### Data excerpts
__________
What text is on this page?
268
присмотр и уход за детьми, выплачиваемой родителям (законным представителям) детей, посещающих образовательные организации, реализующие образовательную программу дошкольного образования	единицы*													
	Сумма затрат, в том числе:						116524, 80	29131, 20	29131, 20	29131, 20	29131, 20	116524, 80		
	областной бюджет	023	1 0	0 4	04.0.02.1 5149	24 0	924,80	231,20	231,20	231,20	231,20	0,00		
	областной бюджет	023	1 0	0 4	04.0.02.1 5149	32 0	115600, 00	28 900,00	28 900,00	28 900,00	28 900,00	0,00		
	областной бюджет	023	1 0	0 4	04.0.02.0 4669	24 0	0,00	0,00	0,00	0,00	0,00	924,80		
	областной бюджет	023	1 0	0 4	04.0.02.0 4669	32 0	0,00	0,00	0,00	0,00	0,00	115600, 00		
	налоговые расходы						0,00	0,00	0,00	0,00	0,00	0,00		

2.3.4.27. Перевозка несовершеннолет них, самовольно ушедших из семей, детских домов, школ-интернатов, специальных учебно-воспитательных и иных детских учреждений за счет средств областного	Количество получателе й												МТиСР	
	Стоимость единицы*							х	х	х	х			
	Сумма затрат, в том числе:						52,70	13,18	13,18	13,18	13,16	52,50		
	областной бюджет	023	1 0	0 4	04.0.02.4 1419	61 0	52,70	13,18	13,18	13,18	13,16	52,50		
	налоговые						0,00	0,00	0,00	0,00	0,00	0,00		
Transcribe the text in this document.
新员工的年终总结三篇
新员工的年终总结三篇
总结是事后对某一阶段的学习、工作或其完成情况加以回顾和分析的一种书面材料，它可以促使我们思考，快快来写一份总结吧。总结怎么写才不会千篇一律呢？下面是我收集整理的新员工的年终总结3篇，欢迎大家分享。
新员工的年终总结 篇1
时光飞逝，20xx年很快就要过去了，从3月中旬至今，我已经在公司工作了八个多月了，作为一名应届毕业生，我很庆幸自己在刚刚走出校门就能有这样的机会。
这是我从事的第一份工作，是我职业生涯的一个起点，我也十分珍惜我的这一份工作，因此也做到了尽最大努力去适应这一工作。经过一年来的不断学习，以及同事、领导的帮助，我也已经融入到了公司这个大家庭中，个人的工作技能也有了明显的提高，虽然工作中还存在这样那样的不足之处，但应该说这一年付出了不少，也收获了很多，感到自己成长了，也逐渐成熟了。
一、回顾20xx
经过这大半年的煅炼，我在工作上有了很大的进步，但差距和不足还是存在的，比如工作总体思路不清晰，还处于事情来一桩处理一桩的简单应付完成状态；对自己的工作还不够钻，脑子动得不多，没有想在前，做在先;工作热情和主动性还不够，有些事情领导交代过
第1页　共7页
__________
Wherever the word "числе" occurs in a line of the listing, copy that line.

	Сумма затрат, в том числе:						116524, 80	29131, 20	29131, 20	29131, 20	29131, 20	116524, 80		
	Сумма затрат, в том числе:						52,70	13,18	13,18	13,18	13,16	52,50		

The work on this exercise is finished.